▼

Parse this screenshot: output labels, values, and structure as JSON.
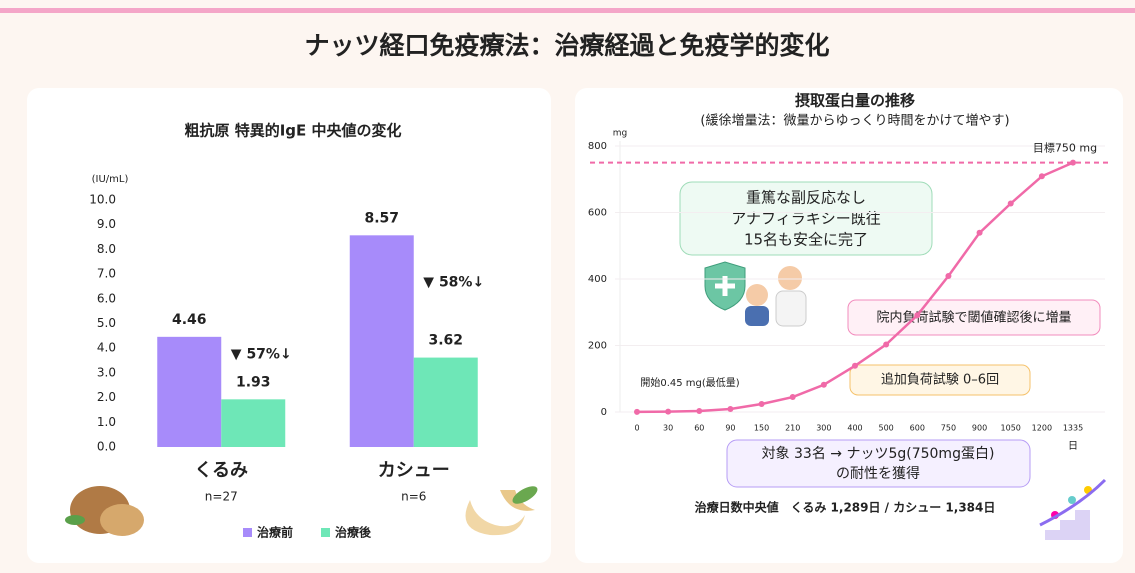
{
  "title": "ナッツ経口免疫療法：治療経過と免疫学的変化",
  "chart_data": [
    {
      "type": "bar",
      "title": "粗抗原 特異的IgE 中央値の変化",
      "y_unit": "(IU/mL)",
      "categories": [
        "くるみ",
        "カシュー"
      ],
      "category_notes": [
        "n=27",
        "n=6"
      ],
      "series": [
        {
          "name": "治療前",
          "color": "#a78bfa",
          "values": [
            4.46,
            8.57
          ]
        },
        {
          "name": "治療後",
          "color": "#6ee7b7",
          "values": [
            1.93,
            3.62
          ]
        }
      ],
      "change_labels": [
        "▼ 57%↓",
        "▼ 58%↓"
      ],
      "ylim": [
        0,
        10
      ],
      "yticks": [
        {
          "value": 0,
          "label": "0.0"
        },
        {
          "value": 1,
          "label": "1.0"
        },
        {
          "value": 2,
          "label": "2.0"
        },
        {
          "value": 3,
          "label": "3.0"
        },
        {
          "value": 4,
          "label": "4.0"
        },
        {
          "value": 5,
          "label": "5.0"
        },
        {
          "value": 6,
          "label": "6.0"
        },
        {
          "value": 7,
          "label": "7.0"
        },
        {
          "value": 8,
          "label": "8.0"
        },
        {
          "value": 9,
          "label": "9.0"
        },
        {
          "value": 10,
          "label": "10.0"
        }
      ],
      "grid": false,
      "legend": "bottom"
    },
    {
      "type": "line",
      "title": "摂取蛋白量の推移",
      "subtitle": "(緩徐増量法：微量からゆっくり時間をかけて増やす)",
      "y_unit": "mg",
      "x_unit": "日",
      "categories": [
        "0",
        "30",
        "60",
        "90",
        "150",
        "210",
        "300",
        "400",
        "500",
        "600",
        "750",
        "900",
        "1050",
        "1200",
        "1335"
      ],
      "series": [
        {
          "color": "#f06aa8",
          "values": [
            0.45,
            1,
            3,
            9,
            24,
            45,
            82,
            139,
            203,
            291,
            409,
            539,
            627,
            709,
            750
          ]
        }
      ],
      "ylim": [
        0,
        800
      ],
      "yticks": [
        0,
        200,
        400,
        600,
        800
      ],
      "grid": true,
      "target": {
        "value": 750,
        "label": "目標750 mg"
      },
      "annotations": {
        "start": "開始0.45 mg(最低量)",
        "safety": [
          "重篤な副反応なし",
          "アナフィラキシー既往",
          "15名も安全に完了"
        ],
        "escalation": "院内負荷試験で閾値確認後に増量",
        "challenges": "追加負荷試験 0–6回",
        "outcome": [
          "対象 33名 → ナッツ5g(750mg蛋白)",
          "の耐性を獲得"
        ],
        "duration": "治療日数中央値　くるみ 1,289日 / カシュー 1,384日"
      }
    }
  ]
}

▲

▶ _PROBLEM TO WORK ON_
Each record should be quoted exactly, with the images omitted.

▶ _WRITTEN RESPONSE_
Parse this screenshot: output labels, values, and structure as JSON.
{
  "title": "ナッツ経口免疫療法：治療経過と免疫学的変化",
  "chart_data": [
    {
      "type": "bar",
      "title": "粗抗原 特異的IgE 中央値の変化",
      "y_unit": "(IU/mL)",
      "categories": [
        "くるみ",
        "カシュー"
      ],
      "category_notes": [
        "n=27",
        "n=6"
      ],
      "series": [
        {
          "name": "治療前",
          "color": "#a78bfa",
          "values": [
            4.46,
            8.57
          ]
        },
        {
          "name": "治療後",
          "color": "#6ee7b7",
          "values": [
            1.93,
            3.62
          ]
        }
      ],
      "change_labels": [
        "▼ 57%↓",
        "▼ 58%↓"
      ],
      "ylim": [
        0,
        10
      ],
      "yticks": [
        {
          "value": 0,
          "label": "0.0"
        },
        {
          "value": 1,
          "label": "1.0"
        },
        {
          "value": 2,
          "label": "2.0"
        },
        {
          "value": 3,
          "label": "3.0"
        },
        {
          "value": 4,
          "label": "4.0"
        },
        {
          "value": 5,
          "label": "5.0"
        },
        {
          "value": 6,
          "label": "6.0"
        },
        {
          "value": 7,
          "label": "7.0"
        },
        {
          "value": 8,
          "label": "8.0"
        },
        {
          "value": 9,
          "label": "9.0"
        },
        {
          "value": 10,
          "label": "10.0"
        }
      ],
      "grid": false,
      "legend": "bottom"
    },
    {
      "type": "line",
      "title": "摂取蛋白量の推移",
      "subtitle": "(緩徐増量法：微量からゆっくり時間をかけて増やす)",
      "y_unit": "mg",
      "x_unit": "日",
      "categories": [
        "0",
        "30",
        "60",
        "90",
        "150",
        "210",
        "300",
        "400",
        "500",
        "600",
        "750",
        "900",
        "1050",
        "1200",
        "1335"
      ],
      "series": [
        {
          "color": "#f06aa8",
          "values": [
            0.45,
            1,
            3,
            9,
            24,
            45,
            82,
            139,
            203,
            291,
            409,
            539,
            627,
            709,
            750
          ]
        }
      ],
      "ylim": [
        0,
        800
      ],
      "yticks": [
        0,
        200,
        400,
        600,
        800
      ],
      "grid": true,
      "target": {
        "value": 750,
        "label": "目標750 mg"
      },
      "annotations": {
        "start": "開始0.45 mg(最低量)",
        "safety": [
          "重篤な副反応なし",
          "アナフィラキシー既往",
          "15名も安全に完了"
        ],
        "escalation": "院内負荷試験で閾値確認後に増量",
        "challenges": "追加負荷試験 0–6回",
        "outcome": [
          "対象 33名 → ナッツ5g(750mg蛋白)",
          "の耐性を獲得"
        ],
        "duration": "治療日数中央値　くるみ 1,289日 / カシュー 1,384日"
      }
    }
  ]
}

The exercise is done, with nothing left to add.